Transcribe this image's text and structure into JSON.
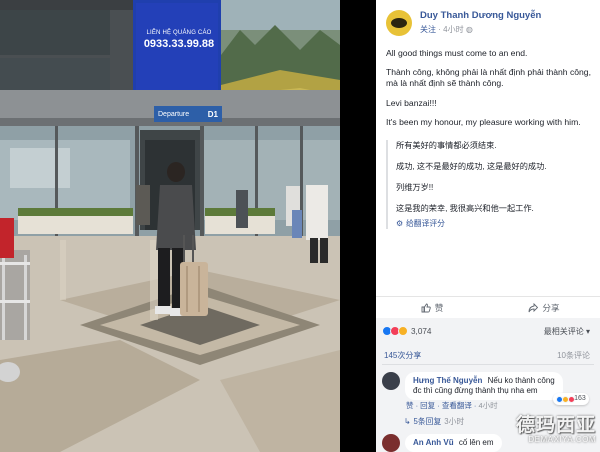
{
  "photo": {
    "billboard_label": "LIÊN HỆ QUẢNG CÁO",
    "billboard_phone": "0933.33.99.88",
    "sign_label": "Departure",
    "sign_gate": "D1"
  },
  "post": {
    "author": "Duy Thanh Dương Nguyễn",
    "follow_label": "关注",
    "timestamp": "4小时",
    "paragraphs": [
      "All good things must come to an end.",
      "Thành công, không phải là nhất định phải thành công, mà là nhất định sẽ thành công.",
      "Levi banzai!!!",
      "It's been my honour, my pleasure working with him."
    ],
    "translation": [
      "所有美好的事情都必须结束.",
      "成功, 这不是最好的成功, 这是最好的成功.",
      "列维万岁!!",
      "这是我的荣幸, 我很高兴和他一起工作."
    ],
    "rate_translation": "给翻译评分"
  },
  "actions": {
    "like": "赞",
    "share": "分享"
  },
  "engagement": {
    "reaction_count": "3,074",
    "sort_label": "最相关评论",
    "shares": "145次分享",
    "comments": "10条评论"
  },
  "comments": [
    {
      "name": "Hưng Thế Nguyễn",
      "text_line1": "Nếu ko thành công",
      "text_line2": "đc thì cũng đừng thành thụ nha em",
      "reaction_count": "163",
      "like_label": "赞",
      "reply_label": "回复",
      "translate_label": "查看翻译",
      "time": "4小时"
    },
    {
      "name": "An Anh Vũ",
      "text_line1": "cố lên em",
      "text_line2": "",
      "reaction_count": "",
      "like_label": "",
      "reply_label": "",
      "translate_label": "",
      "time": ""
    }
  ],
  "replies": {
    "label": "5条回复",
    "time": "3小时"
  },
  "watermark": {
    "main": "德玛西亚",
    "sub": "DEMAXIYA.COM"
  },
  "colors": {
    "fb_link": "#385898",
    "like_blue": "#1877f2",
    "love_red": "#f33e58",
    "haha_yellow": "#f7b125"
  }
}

------------------------------------------------

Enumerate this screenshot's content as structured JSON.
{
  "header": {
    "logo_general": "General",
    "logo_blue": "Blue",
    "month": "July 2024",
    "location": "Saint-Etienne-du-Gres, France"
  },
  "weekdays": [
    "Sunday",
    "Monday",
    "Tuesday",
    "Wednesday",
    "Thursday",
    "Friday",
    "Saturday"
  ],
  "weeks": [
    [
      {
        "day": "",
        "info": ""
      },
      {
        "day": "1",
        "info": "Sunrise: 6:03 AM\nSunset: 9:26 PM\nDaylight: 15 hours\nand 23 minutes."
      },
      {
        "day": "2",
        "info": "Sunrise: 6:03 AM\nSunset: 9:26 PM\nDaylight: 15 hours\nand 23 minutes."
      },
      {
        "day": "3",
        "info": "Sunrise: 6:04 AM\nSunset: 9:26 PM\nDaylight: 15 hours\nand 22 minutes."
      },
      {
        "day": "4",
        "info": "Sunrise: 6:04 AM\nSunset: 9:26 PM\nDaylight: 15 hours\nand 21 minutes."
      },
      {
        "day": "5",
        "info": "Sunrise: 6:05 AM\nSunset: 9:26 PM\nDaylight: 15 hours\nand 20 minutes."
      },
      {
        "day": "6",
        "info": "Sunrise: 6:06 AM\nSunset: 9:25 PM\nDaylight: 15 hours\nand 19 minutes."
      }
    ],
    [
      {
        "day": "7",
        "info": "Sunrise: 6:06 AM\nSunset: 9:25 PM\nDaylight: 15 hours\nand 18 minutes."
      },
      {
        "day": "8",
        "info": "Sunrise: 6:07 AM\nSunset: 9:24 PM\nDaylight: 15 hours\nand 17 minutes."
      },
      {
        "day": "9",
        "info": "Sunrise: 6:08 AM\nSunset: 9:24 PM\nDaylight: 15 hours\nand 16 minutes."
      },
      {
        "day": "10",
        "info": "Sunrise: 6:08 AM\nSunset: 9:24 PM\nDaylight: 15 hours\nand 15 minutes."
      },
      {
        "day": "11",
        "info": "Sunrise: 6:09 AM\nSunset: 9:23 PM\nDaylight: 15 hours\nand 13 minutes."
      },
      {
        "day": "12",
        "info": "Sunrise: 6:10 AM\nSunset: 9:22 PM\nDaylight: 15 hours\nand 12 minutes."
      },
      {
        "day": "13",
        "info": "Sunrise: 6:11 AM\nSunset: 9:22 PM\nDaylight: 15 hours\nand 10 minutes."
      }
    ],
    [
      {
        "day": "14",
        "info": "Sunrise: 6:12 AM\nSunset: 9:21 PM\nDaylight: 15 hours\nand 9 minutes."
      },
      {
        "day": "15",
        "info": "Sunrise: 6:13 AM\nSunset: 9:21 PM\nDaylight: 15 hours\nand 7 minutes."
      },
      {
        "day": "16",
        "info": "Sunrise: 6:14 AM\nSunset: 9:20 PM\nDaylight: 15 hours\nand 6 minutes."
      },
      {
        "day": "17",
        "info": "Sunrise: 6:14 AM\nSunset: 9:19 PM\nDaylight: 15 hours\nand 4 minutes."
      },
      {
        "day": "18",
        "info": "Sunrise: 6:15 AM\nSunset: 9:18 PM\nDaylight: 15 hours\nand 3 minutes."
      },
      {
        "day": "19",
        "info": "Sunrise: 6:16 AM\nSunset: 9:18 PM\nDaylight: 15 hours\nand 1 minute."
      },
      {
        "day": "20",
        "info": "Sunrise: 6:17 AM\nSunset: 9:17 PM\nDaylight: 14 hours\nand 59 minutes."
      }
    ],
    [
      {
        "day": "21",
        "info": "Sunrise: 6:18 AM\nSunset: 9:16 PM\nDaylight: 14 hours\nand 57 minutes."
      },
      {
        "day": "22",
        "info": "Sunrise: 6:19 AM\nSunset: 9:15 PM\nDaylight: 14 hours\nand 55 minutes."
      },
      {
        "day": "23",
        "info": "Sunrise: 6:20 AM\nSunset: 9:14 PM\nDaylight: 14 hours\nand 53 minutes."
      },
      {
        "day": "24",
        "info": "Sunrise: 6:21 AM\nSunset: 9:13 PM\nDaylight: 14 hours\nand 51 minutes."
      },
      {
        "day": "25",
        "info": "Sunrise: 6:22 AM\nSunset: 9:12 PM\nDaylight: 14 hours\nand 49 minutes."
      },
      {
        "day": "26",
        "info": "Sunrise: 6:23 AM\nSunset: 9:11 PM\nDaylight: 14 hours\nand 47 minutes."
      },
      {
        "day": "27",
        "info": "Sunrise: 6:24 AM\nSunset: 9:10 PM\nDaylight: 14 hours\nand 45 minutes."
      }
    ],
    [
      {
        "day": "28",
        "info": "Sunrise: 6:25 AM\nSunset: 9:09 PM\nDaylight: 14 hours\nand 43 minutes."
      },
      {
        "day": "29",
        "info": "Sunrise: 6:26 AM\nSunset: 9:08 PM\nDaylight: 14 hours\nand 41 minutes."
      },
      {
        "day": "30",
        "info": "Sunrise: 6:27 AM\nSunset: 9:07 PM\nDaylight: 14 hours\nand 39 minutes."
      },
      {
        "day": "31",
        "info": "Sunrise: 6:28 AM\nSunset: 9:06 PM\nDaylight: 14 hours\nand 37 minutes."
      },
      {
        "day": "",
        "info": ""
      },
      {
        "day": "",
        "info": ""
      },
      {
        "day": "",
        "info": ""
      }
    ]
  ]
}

------------------------------------------------

Return every line containing "JSON".

Transcribe this image's text and structure into JSON.
Enumerate this screenshot's content as structured JSON.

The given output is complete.